Instructions for the task: Starting with the line that contains "What elements are" and going on through the line that contains "note-item: a） 备选功能。 <box>14 260 472 280</box>", rewrite the records with "section-title" renamed to "heading" and everything else unchanged. Leave the pictures out.

Stored data:
# # #
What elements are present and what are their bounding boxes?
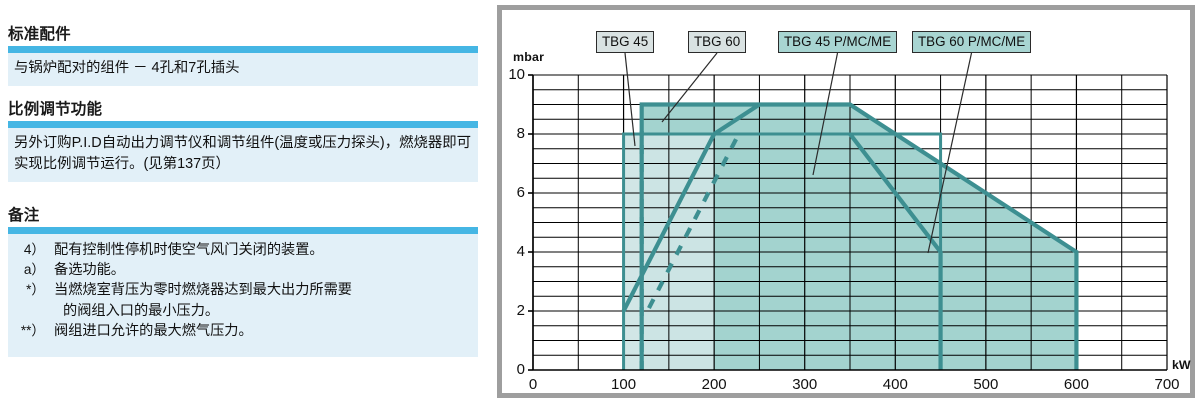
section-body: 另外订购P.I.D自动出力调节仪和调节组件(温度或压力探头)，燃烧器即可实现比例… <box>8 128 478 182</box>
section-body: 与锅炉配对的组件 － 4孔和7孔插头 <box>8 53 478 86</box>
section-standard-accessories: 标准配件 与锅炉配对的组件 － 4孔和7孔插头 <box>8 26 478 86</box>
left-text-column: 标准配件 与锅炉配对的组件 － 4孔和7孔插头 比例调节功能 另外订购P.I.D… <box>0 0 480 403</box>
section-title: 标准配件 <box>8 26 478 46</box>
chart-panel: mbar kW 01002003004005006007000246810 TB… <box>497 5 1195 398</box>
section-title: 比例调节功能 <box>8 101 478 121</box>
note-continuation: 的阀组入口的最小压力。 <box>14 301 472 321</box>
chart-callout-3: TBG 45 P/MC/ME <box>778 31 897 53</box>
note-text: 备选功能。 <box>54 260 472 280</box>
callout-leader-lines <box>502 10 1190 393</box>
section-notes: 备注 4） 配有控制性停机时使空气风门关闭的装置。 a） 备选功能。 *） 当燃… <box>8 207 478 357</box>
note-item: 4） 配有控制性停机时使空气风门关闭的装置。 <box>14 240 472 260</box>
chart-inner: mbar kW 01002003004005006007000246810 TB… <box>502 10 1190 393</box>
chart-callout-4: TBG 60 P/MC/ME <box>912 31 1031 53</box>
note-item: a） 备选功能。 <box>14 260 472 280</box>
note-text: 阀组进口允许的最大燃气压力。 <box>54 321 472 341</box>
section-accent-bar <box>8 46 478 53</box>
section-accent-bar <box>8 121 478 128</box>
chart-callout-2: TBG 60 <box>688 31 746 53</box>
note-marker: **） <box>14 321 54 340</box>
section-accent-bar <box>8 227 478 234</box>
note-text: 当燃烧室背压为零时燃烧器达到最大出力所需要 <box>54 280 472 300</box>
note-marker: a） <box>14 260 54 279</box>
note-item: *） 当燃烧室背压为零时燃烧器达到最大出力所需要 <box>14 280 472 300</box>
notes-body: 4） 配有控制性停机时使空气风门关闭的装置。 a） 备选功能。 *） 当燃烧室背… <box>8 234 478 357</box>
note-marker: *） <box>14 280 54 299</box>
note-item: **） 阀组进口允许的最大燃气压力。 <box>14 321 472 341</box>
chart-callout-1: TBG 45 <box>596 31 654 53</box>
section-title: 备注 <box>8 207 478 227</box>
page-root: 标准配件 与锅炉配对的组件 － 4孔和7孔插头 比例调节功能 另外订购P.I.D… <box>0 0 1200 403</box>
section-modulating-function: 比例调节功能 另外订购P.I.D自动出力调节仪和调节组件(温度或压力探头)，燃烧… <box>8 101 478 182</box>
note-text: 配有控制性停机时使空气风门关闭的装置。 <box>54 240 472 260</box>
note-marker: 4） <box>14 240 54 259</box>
# # #
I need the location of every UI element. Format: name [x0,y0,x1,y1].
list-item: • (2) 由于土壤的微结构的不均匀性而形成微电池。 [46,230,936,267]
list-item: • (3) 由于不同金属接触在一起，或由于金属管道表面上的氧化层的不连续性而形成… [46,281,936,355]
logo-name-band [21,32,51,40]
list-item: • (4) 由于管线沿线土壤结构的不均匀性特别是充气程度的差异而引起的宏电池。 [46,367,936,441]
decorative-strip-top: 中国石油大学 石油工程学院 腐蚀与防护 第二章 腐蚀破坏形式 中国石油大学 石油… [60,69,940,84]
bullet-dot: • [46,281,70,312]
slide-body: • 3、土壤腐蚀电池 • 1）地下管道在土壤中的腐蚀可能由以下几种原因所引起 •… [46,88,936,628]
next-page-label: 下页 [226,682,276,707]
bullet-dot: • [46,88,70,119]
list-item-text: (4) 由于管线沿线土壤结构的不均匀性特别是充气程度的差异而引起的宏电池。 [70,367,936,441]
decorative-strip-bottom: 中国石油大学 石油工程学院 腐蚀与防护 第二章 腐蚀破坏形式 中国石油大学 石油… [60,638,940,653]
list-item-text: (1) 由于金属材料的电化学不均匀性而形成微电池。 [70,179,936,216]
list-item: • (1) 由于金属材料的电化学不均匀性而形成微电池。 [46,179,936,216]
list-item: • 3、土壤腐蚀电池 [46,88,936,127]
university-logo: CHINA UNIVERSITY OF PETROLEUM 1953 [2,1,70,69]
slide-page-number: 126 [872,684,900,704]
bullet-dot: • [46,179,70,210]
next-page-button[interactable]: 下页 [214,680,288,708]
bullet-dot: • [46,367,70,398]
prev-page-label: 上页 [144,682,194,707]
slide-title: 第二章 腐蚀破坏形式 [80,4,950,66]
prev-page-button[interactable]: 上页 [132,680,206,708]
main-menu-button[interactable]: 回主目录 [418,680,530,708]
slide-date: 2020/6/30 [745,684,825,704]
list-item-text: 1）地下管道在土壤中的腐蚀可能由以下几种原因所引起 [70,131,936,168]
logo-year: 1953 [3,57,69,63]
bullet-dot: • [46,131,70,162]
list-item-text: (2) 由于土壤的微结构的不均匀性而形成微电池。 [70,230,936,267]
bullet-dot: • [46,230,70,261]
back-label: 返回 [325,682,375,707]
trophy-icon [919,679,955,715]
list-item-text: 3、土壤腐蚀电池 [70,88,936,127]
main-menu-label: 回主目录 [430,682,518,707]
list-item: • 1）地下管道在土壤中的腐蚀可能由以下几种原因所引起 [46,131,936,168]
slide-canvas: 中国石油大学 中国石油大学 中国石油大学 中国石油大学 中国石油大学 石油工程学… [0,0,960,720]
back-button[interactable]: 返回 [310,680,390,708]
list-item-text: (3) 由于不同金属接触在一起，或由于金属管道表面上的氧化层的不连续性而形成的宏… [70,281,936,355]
# # #
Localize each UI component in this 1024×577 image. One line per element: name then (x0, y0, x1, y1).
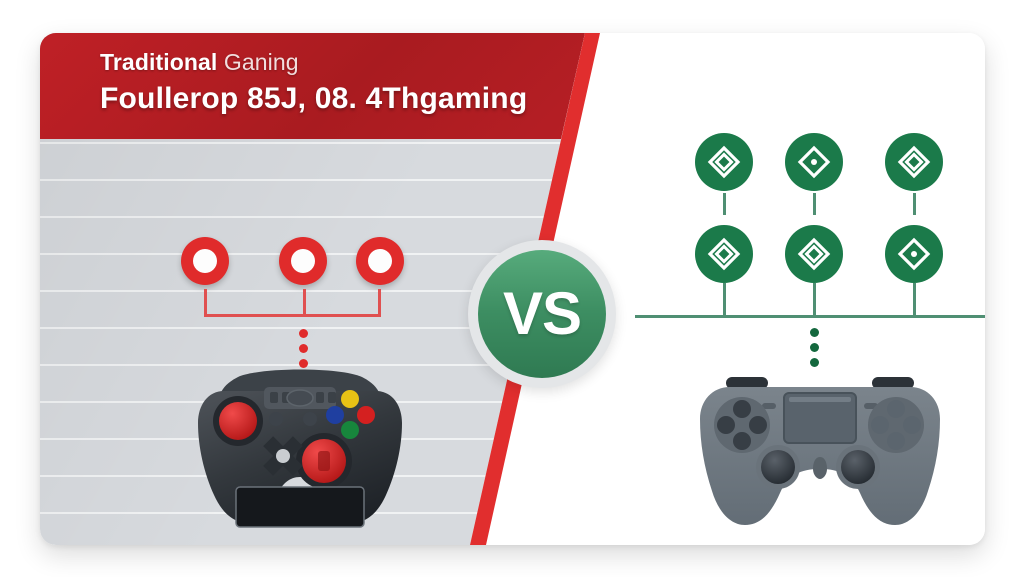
# # #
Reply to the exercise:
What elements are present and what are their bounding boxes?
section-body: 另外订购P.I.D自动出力调节仪和调节组件(温度或压力探头)，燃烧器即可实现比例… <box>8 128 478 182</box>
section-body: 与锅炉配对的组件 － 4孔和7孔插头 <box>8 53 478 86</box>
section-standard-accessories: 标准配件 与锅炉配对的组件 － 4孔和7孔插头 <box>8 26 478 86</box>
left-text-column: 标准配件 与锅炉配对的组件 － 4孔和7孔插头 比例调节功能 另外订购P.I.D… <box>0 0 480 403</box>
heading: 标准配件 <box>8 26 478 46</box>
chart-panel: mbar kW 01002003004005006007000246810 TB… <box>497 5 1195 398</box>
heading: 比例调节功能 <box>8 101 478 121</box>
note-continuation: 的阀组入口的最小压力。 <box>14 301 472 321</box>
chart-callout-3: TBG 45 P/MC/ME <box>778 31 897 53</box>
note-text: 备选功能。 <box>54 260 472 280</box>
callout-leader-lines <box>502 10 1190 393</box>
section-notes: 备注 4） 配有控制性停机时使空气风门关闭的装置。 a） 备选功能。 *） 当燃… <box>8 207 478 357</box>
note-item: 4） 配有控制性停机时使空气风门关闭的装置。 <box>14 240 472 260</box>
chart-inner: mbar kW 01002003004005006007000246810 TB… <box>502 10 1190 393</box>
chart-callout-4: TBG 60 P/MC/ME <box>912 31 1031 53</box>
note-item: a） 备选功能。 <box>14 260 472 280</box>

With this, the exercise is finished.